What is being asked - All the data should be repeated exactly. Any image in it is left out.

Saved entries
## begin
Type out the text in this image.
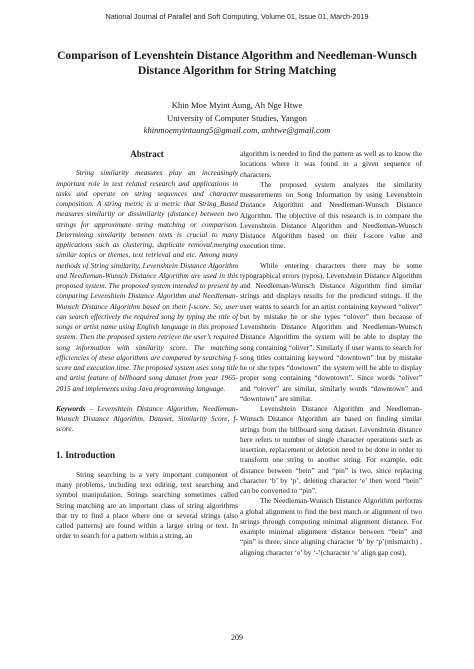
National Journal of Parallel and Soft Computing, Volume 01, Issue 01, March-2019
Comparison of Levenshtein Distance Algorithm and Needleman-Wunsch
Distance Algorithm for String Matching
Khin Moe Myint Aung, Ah Nge Htwe
University of Computer Studies, Yangon
khinmoemyintaung5@gmail.com, anhtwe@gmail.com
Abstract

String similarity measures play an increasingly important role in text related research and applications in tasks and operate on string sequences and character composition. A string metric is a metric that String_Based measures similarity or dissimilarity (distance) between two strings for approximate string matching or comparison. Determining similarity between texts is crucial to many applications such as clustering, duplicate removal,merging similar topics or themes, text retrieval and etc. Among many methods of String similarity, Levenshtein Distance Algorithm and Needleman-Wunsch Distance Algorithm are used in this proposed system. The proposed system intended to present by comparing Levenshtein Distance Algorithm and Needleman-Wunsch Distance Algorithm based on their f-score. So, user can search effectively the required song by typing the title of songs or artist name using English language in this proposed system. Then the proposed system retrieve the user’s required song information with similarity score. The matching efficiencies of these algorithms are compared by searching f-score and execution time. The proposed system uses song title and artist feature of billboard song dataset from year 1965-2015 and implements using Java programming language.

Keywords – Levenshtein Distance Algorithm, Needleman-Wunsch Distance Algorithm, Dataset, Similarity Score, f-score.

1. Introduction

String searching is a very important component of many problems, including text editing, text searching and symbol manipulation. Strings searching sometimes called String matching are an important class of string algorithms that try to find a place where one or several strings (also called patterns) are found within a larger string or text. In order to search for a pattern within a string, an

algorithm is needed to find the pattern as well as to know the locations where it was found in a given sequence of characters.

The proposed system analyzes the similarity measurements on Song Information by using Levenshtein Distance Algorithm and Needleman-Wunsch Distance Algorithm. The objective of this research is to compare the Levenshtein Distance Algorithm and Needleman-Wunsch Distance Algorithm based on their f-score value and execution time.

While entering characters there may be some typographical errors (typos), Levenshtein Distance Algorithm and Needleman-Wunsch Distance Algorithm find similar strings and displays results for the predicted strings. If the user wants to search for an artist containing keyword “oliver” but by mistake he or she types “olover” then because of Levenshtein Distance Algorithm and Needleman-Wunsch Distance Algorithm the system will be able to display the song containing “oliver”. Similarly if user wants to search for song titles containing keyword “downtown” but by mistake he or she types “dowtown” the system will be able to display proper song containing “downtown”. Since words “oliver” and “olover” are similar, similarly words “downtown” and “downtown” are similar.

Levenshtein Distance Algorithm and Needleman-Wunsch Distance Algorithm are based on finding similar strings from the billboard song dataset. Levenshtein distance here refers to number of single character operations such as insertion, replacement or deletion need to be done in order to transform one string to another string. For example, edit distance between “bein” and “pin” is two, since replacing character ‘b’ by ‘p’, deleting character ‘e’ then word “bein” can be converted to “pin”.

The Needleman-Wunsch Distance Algorithm performs a global alignment to find the best match or alignment of two strings through computing minimal alignment distance. For example minimal alignment distance between “bein” and “pin” is three, since aligning character ‘b’ by ‘p’(mismatch) , aligning character ‘e’ by ‘-’(character ‘e’ align gap cost),

209
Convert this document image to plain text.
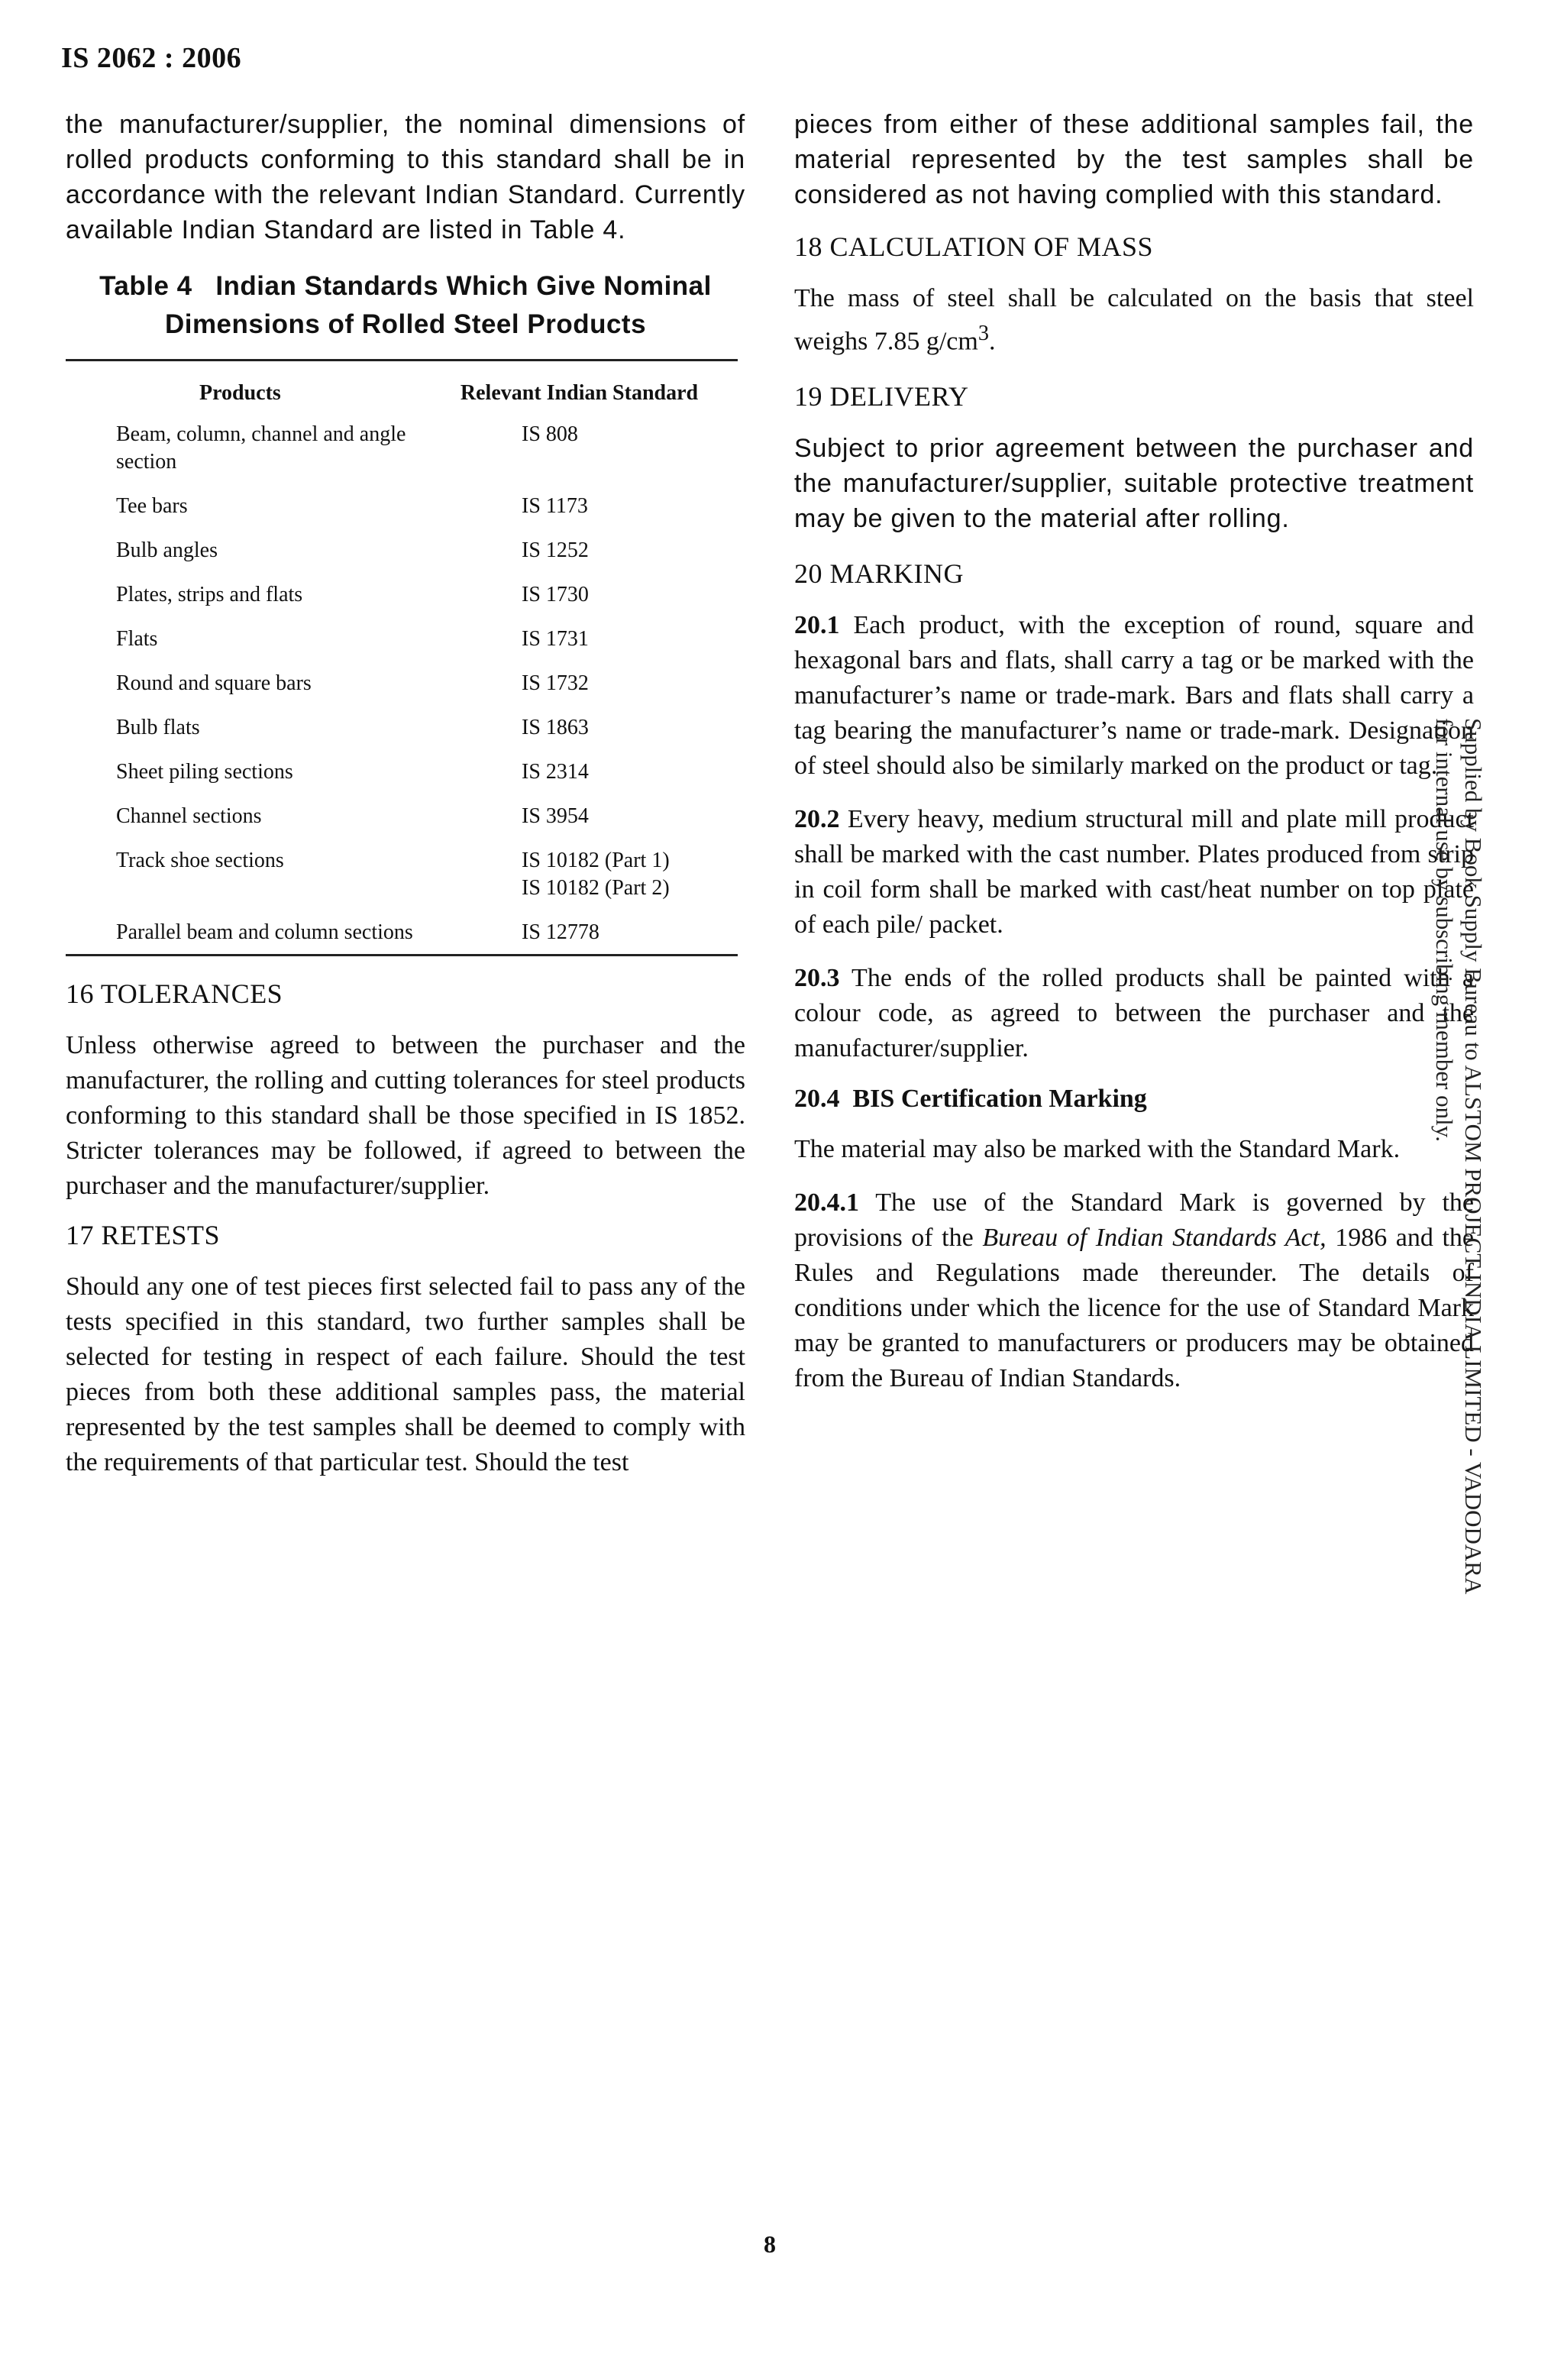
IS 2062 : 2006

the manufacturer/supplier, the nominal dimensions of rolled products conforming to this standard shall be in accordance with the relevant Indian Standard. Currently available Indian Standard are listed in Table 4.

Table 4 Indian Standards Which Give Nominal Dimensions of Rolled Steel Products
Products	Relevant Indian Standard
Beam, column, channel and angle section	IS 808
Tee bars	IS 1173
Bulb angles	IS 1252
Plates, strips and flats	IS 1730
Flats	IS 1731
Round and square bars	IS 1732
Bulb flats	IS 1863
Sheet piling sections	IS 2314
Channel sections	IS 3954
Track shoe sections	IS 10182 (Part 1)
IS 10182 (Part 2)

Parallel beam and column sections	IS 12778
16 TOLERANCES

Unless otherwise agreed to between the purchaser and the manufacturer, the rolling and cutting tolerances for steel products conforming to this standard shall be those specified in IS 1852. Stricter tolerances may be followed, if agreed to between the purchaser and the manufacturer/supplier.

17 RETESTS

Should any one of test pieces first selected fail to pass any of the tests specified in this standard, two further samples shall be selected for testing in respect of each failure. Should the test pieces from both these additional samples pass, the material represented by the test samples shall be deemed to comply with the requirements of that particular test. Should the test

pieces from either of these additional samples fail, the material represented by the test samples shall be considered as not having complied with this standard.

18 CALCULATION OF MASS

The mass of steel shall be calculated on the basis that steel weighs 7.85 $g/cm^3$.

19 DELIVERY

Subject to prior agreement between the purchaser and the manufacturer/supplier, suitable protective treatment may be given to the material after rolling.

20 MARKING

20.1 Each product, with the exception of round, square and hexagonal bars and flats, shall carry a tag or be marked with the manufacturer’s name or trade-mark. Bars and flats shall carry a tag bearing the manufacturer’s name or trade-mark. Designation of steel should also be similarly marked on the product or tag.

20.2 Every heavy, medium structural mill and plate mill product shall be marked with the cast number. Plates produced from strip in coil form shall be marked with cast/heat number on top plate of each pile/ packet.

20.3 The ends of the rolled products shall be painted with a colour code, as agreed to between the purchaser and the manufacturer/supplier.

20.4 BIS Certification Marking

The material may also be marked with the Standard Mark.

20.4.1 The use of the Standard Mark is governed by the provisions of the Bureau of Indian Standards Act, 1986 and the Rules and Regulations made thereunder. The details of conditions under which the licence for the use of Standard Mark may be granted to manufacturers or producers may be obtained from the Bureau of Indian Standards.

8
Supplied by Book Supply Bureau to ALSTOM PROJECT INDIA LIMITED - VADODARA
for internal use by subscribing member only.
## end
Solution for this exercise -
Type out the text in this image.
National Journal of Parallel and Soft Computing, Volume 01, Issue 01, March-2019
Comparison of Levenshtein Distance Algorithm and Needleman-Wunsch
Distance Algorithm for String Matching
Khin Moe Myint Aung, Ah Nge Htwe
University of Computer Studies, Yangon
khinmoemyintaung5@gmail.com, anhtwe@gmail.com
Abstract

String similarity measures play an increasingly important role in text related research and applications in tasks and operate on string sequences and character composition. A string metric is a metric that String_Based measures similarity or dissimilarity (distance) between two strings for approximate string matching or comparison. Determining similarity between texts is crucial to many applications such as clustering, duplicate removal,merging similar topics or themes, text retrieval and etc. Among many methods of String similarity, Levenshtein Distance Algorithm and Needleman-Wunsch Distance Algorithm are used in this proposed system. The proposed system intended to present by comparing Levenshtein Distance Algorithm and Needleman-Wunsch Distance Algorithm based on their f-score. So, user can search effectively the required song by typing the title of songs or artist name using English language in this proposed system. Then the proposed system retrieve the user’s required song information with similarity score. The matching efficiencies of these algorithms are compared by searching f-score and execution time. The proposed system uses song title and artist feature of billboard song dataset from year 1965-2015 and implements using Java programming language.

Keywords – Levenshtein Distance Algorithm, Needleman-Wunsch Distance Algorithm, Dataset, Similarity Score, f-score.

1. Introduction

String searching is a very important component of many problems, including text editing, text searching and symbol manipulation. Strings searching sometimes called String matching are an important class of string algorithms that try to find a place where one or several strings (also called patterns) are found within a larger string or text. In order to search for a pattern within a string, an

algorithm is needed to find the pattern as well as to know the locations where it was found in a given sequence of characters.

The proposed system analyzes the similarity measurements on Song Information by using Levenshtein Distance Algorithm and Needleman-Wunsch Distance Algorithm. The objective of this research is to compare the Levenshtein Distance Algorithm and Needleman-Wunsch Distance Algorithm based on their f-score value and execution time.

While entering characters there may be some typographical errors (typos), Levenshtein Distance Algorithm and Needleman-Wunsch Distance Algorithm find similar strings and displays results for the predicted strings. If the user wants to search for an artist containing keyword “oliver” but by mistake he or she types “olover” then because of Levenshtein Distance Algorithm and Needleman-Wunsch Distance Algorithm the system will be able to display the song containing “oliver”. Similarly if user wants to search for song titles containing keyword “downtown” but by mistake he or she types “dowtown” the system will be able to display proper song containing “downtown”. Since words “oliver” and “olover” are similar, similarly words “downtown” and “downtown” are similar.

Levenshtein Distance Algorithm and Needleman-Wunsch Distance Algorithm are based on finding similar strings from the billboard song dataset. Levenshtein distance here refers to number of single character operations such as insertion, replacement or deletion need to be done in order to transform one string to another string. For example, edit distance between “bein” and “pin” is two, since replacing character ‘b’ by ‘p’, deleting character ‘e’ then word “bein” can be converted to “pin”.

The Needleman-Wunsch Distance Algorithm performs a global alignment to find the best match or alignment of two strings through computing minimal alignment distance. For example minimal alignment distance between “bein” and “pin” is three, since aligning character ‘b’ by ‘p’(mismatch) , aligning character ‘e’ by ‘-’(character ‘e’ align gap cost),

209
Convert this document image to plain text.
IS 2062 : 2006

the manufacturer/supplier, the nominal dimensions of rolled products conforming to this standard shall be in accordance with the relevant Indian Standard. Currently available Indian Standard are listed in Table 4.

Table 4 Indian Standards Which Give Nominal Dimensions of Rolled Steel Products
Products	Relevant Indian Standard
Beam, column, channel and angle section	IS 808
Tee bars	IS 1173
Bulb angles	IS 1252
Plates, strips and flats	IS 1730
Flats	IS 1731
Round and square bars	IS 1732
Bulb flats	IS 1863
Sheet piling sections	IS 2314
Channel sections	IS 3954
Track shoe sections	IS 10182 (Part 1)
IS 10182 (Part 2)

Parallel beam and column sections	IS 12778
16 TOLERANCES

Unless otherwise agreed to between the purchaser and the manufacturer, the rolling and cutting tolerances for steel products conforming to this standard shall be those specified in IS 1852. Stricter tolerances may be followed, if agreed to between the purchaser and the manufacturer/supplier.

17 RETESTS

Should any one of test pieces first selected fail to pass any of the tests specified in this standard, two further samples shall be selected for testing in respect of each failure. Should the test pieces from both these additional samples pass, the material represented by the test samples shall be deemed to comply with the requirements of that particular test. Should the test

pieces from either of these additional samples fail, the material represented by the test samples shall be considered as not having complied with this standard.

18 CALCULATION OF MASS

The mass of steel shall be calculated on the basis that steel weighs 7.85 $g/cm^3$.

19 DELIVERY

Subject to prior agreement between the purchaser and the manufacturer/supplier, suitable protective treatment may be given to the material after rolling.

20 MARKING

20.1 Each product, with the exception of round, square and hexagonal bars and flats, shall carry a tag or be marked with the manufacturer’s name or trade-mark. Bars and flats shall carry a tag bearing the manufacturer’s name or trade-mark. Designation of steel should also be similarly marked on the product or tag.

20.2 Every heavy, medium structural mill and plate mill product shall be marked with the cast number. Plates produced from strip in coil form shall be marked with cast/heat number on top plate of each pile/ packet.

20.3 The ends of the rolled products shall be painted with a colour code, as agreed to between the purchaser and the manufacturer/supplier.

20.4 BIS Certification Marking

The material may also be marked with the Standard Mark.

20.4.1 The use of the Standard Mark is governed by the provisions of the Bureau of Indian Standards Act, 1986 and the Rules and Regulations made thereunder. The details of conditions under which the licence for the use of Standard Mark may be granted to manufacturers or producers may be obtained from the Bureau of Indian Standards.

8
Supplied by Book Supply Bureau to ALSTOM PROJECT INDIA LIMITED - VADODARA
for internal use by subscribing member only.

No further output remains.